Records contained in a dataset
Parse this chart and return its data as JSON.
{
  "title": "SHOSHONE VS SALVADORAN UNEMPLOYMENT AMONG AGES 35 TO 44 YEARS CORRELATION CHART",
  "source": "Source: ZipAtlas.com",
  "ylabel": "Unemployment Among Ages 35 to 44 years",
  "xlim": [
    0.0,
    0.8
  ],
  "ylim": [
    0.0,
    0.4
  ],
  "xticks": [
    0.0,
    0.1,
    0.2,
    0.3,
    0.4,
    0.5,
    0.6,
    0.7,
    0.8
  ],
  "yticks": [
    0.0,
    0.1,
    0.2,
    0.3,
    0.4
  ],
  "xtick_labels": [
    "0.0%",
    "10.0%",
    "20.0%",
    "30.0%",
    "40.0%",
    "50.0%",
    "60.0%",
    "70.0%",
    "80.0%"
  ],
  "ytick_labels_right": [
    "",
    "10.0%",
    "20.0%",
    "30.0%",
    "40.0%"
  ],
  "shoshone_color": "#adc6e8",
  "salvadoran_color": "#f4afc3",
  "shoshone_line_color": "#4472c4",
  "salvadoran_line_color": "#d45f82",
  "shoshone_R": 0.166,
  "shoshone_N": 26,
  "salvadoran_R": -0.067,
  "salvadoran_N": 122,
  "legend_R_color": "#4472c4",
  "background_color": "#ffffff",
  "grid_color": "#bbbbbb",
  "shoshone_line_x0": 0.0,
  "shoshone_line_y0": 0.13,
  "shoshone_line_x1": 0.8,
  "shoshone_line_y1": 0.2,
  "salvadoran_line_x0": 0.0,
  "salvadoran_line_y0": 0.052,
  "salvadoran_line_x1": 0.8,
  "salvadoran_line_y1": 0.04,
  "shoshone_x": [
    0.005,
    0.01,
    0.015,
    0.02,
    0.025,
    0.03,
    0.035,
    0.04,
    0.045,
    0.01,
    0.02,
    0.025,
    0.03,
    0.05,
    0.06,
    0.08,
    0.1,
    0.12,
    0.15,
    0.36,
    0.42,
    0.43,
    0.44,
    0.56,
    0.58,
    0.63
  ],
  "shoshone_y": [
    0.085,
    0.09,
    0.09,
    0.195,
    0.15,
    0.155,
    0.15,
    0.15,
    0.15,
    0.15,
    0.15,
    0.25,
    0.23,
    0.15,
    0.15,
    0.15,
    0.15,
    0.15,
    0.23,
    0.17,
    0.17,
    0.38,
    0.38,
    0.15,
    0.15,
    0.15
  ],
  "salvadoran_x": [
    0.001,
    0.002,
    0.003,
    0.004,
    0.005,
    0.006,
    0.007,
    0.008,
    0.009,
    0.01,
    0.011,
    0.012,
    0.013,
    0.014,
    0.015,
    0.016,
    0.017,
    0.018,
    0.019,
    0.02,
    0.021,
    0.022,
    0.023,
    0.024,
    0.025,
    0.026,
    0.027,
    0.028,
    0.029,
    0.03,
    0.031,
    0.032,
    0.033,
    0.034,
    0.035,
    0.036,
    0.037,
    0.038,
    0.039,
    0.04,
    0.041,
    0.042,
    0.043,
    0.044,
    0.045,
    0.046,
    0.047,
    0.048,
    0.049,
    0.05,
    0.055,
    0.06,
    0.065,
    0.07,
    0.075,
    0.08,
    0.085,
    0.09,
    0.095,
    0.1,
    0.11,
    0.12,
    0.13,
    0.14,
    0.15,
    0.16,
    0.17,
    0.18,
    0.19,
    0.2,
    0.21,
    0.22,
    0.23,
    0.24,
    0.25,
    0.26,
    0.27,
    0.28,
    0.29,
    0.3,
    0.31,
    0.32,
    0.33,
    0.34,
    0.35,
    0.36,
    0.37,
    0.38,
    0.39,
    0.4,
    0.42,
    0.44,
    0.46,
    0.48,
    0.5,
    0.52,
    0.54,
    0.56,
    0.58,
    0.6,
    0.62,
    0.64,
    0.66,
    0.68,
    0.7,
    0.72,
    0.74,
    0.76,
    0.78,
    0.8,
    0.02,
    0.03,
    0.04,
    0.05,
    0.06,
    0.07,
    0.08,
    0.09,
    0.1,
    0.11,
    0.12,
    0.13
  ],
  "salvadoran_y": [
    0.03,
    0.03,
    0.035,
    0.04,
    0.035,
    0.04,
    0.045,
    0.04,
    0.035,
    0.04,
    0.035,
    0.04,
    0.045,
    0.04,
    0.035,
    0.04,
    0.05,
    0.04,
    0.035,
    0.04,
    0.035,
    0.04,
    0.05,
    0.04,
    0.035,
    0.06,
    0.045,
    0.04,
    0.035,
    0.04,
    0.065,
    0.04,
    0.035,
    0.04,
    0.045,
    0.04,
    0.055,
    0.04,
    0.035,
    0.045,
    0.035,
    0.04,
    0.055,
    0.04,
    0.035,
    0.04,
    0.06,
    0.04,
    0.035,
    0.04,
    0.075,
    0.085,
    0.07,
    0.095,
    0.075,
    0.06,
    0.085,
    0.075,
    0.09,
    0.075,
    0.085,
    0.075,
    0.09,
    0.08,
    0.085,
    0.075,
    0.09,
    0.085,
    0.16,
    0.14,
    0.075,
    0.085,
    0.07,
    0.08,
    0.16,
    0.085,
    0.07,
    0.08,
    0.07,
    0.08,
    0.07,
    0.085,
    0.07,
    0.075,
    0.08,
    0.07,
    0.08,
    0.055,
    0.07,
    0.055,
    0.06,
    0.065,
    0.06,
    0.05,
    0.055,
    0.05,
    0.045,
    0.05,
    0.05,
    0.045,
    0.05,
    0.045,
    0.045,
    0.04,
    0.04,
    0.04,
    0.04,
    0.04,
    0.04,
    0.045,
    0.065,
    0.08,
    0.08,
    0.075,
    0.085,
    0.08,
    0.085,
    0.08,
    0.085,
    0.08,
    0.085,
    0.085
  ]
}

*WORK INSTRUCTIONS*. All of the entries above need to be reproduced exactly.

*COMPLETED EXERCISE*.
Parse this chart and return its data as JSON.
{
  "title": "SHOSHONE VS SALVADORAN UNEMPLOYMENT AMONG AGES 35 TO 44 YEARS CORRELATION CHART",
  "source": "Source: ZipAtlas.com",
  "ylabel": "Unemployment Among Ages 35 to 44 years",
  "xlim": [
    0.0,
    0.8
  ],
  "ylim": [
    0.0,
    0.4
  ],
  "xticks": [
    0.0,
    0.1,
    0.2,
    0.3,
    0.4,
    0.5,
    0.6,
    0.7,
    0.8
  ],
  "yticks": [
    0.0,
    0.1,
    0.2,
    0.3,
    0.4
  ],
  "xtick_labels": [
    "0.0%",
    "10.0%",
    "20.0%",
    "30.0%",
    "40.0%",
    "50.0%",
    "60.0%",
    "70.0%",
    "80.0%"
  ],
  "ytick_labels_right": [
    "",
    "10.0%",
    "20.0%",
    "30.0%",
    "40.0%"
  ],
  "shoshone_color": "#adc6e8",
  "salvadoran_color": "#f4afc3",
  "shoshone_line_color": "#4472c4",
  "salvadoran_line_color": "#d45f82",
  "shoshone_R": 0.166,
  "shoshone_N": 26,
  "salvadoran_R": -0.067,
  "salvadoran_N": 122,
  "legend_R_color": "#4472c4",
  "background_color": "#ffffff",
  "grid_color": "#bbbbbb",
  "shoshone_line_x0": 0.0,
  "shoshone_line_y0": 0.13,
  "shoshone_line_x1": 0.8,
  "shoshone_line_y1": 0.2,
  "salvadoran_line_x0": 0.0,
  "salvadoran_line_y0": 0.052,
  "salvadoran_line_x1": 0.8,
  "salvadoran_line_y1": 0.04,
  "shoshone_x": [
    0.005,
    0.01,
    0.015,
    0.02,
    0.025,
    0.03,
    0.035,
    0.04,
    0.045,
    0.01,
    0.02,
    0.025,
    0.03,
    0.05,
    0.06,
    0.08,
    0.1,
    0.12,
    0.15,
    0.36,
    0.42,
    0.43,
    0.44,
    0.56,
    0.58,
    0.63
  ],
  "shoshone_y": [
    0.085,
    0.09,
    0.09,
    0.195,
    0.15,
    0.155,
    0.15,
    0.15,
    0.15,
    0.15,
    0.15,
    0.25,
    0.23,
    0.15,
    0.15,
    0.15,
    0.15,
    0.15,
    0.23,
    0.17,
    0.17,
    0.38,
    0.38,
    0.15,
    0.15,
    0.15
  ],
  "salvadoran_x": [
    0.001,
    0.002,
    0.003,
    0.004,
    0.005,
    0.006,
    0.007,
    0.008,
    0.009,
    0.01,
    0.011,
    0.012,
    0.013,
    0.014,
    0.015,
    0.016,
    0.017,
    0.018,
    0.019,
    0.02,
    0.021,
    0.022,
    0.023,
    0.024,
    0.025,
    0.026,
    0.027,
    0.028,
    0.029,
    0.03,
    0.031,
    0.032,
    0.033,
    0.034,
    0.035,
    0.036,
    0.037,
    0.038,
    0.039,
    0.04,
    0.041,
    0.042,
    0.043,
    0.044,
    0.045,
    0.046,
    0.047,
    0.048,
    0.049,
    0.05,
    0.055,
    0.06,
    0.065,
    0.07,
    0.075,
    0.08,
    0.085,
    0.09,
    0.095,
    0.1,
    0.11,
    0.12,
    0.13,
    0.14,
    0.15,
    0.16,
    0.17,
    0.18,
    0.19,
    0.2,
    0.21,
    0.22,
    0.23,
    0.24,
    0.25,
    0.26,
    0.27,
    0.28,
    0.29,
    0.3,
    0.31,
    0.32,
    0.33,
    0.34,
    0.35,
    0.36,
    0.37,
    0.38,
    0.39,
    0.4,
    0.42,
    0.44,
    0.46,
    0.48,
    0.5,
    0.52,
    0.54,
    0.56,
    0.58,
    0.6,
    0.62,
    0.64,
    0.66,
    0.68,
    0.7,
    0.72,
    0.74,
    0.76,
    0.78,
    0.8,
    0.02,
    0.03,
    0.04,
    0.05,
    0.06,
    0.07,
    0.08,
    0.09,
    0.1,
    0.11,
    0.12,
    0.13
  ],
  "salvadoran_y": [
    0.03,
    0.03,
    0.035,
    0.04,
    0.035,
    0.04,
    0.045,
    0.04,
    0.035,
    0.04,
    0.035,
    0.04,
    0.045,
    0.04,
    0.035,
    0.04,
    0.05,
    0.04,
    0.035,
    0.04,
    0.035,
    0.04,
    0.05,
    0.04,
    0.035,
    0.06,
    0.045,
    0.04,
    0.035,
    0.04,
    0.065,
    0.04,
    0.035,
    0.04,
    0.045,
    0.04,
    0.055,
    0.04,
    0.035,
    0.045,
    0.035,
    0.04,
    0.055,
    0.04,
    0.035,
    0.04,
    0.06,
    0.04,
    0.035,
    0.04,
    0.075,
    0.085,
    0.07,
    0.095,
    0.075,
    0.06,
    0.085,
    0.075,
    0.09,
    0.075,
    0.085,
    0.075,
    0.09,
    0.08,
    0.085,
    0.075,
    0.09,
    0.085,
    0.16,
    0.14,
    0.075,
    0.085,
    0.07,
    0.08,
    0.16,
    0.085,
    0.07,
    0.08,
    0.07,
    0.08,
    0.07,
    0.085,
    0.07,
    0.075,
    0.08,
    0.07,
    0.08,
    0.055,
    0.07,
    0.055,
    0.06,
    0.065,
    0.06,
    0.05,
    0.055,
    0.05,
    0.045,
    0.05,
    0.05,
    0.045,
    0.05,
    0.045,
    0.045,
    0.04,
    0.04,
    0.04,
    0.04,
    0.04,
    0.04,
    0.045,
    0.065,
    0.08,
    0.08,
    0.075,
    0.085,
    0.08,
    0.085,
    0.08,
    0.085,
    0.08,
    0.085,
    0.085
  ]
}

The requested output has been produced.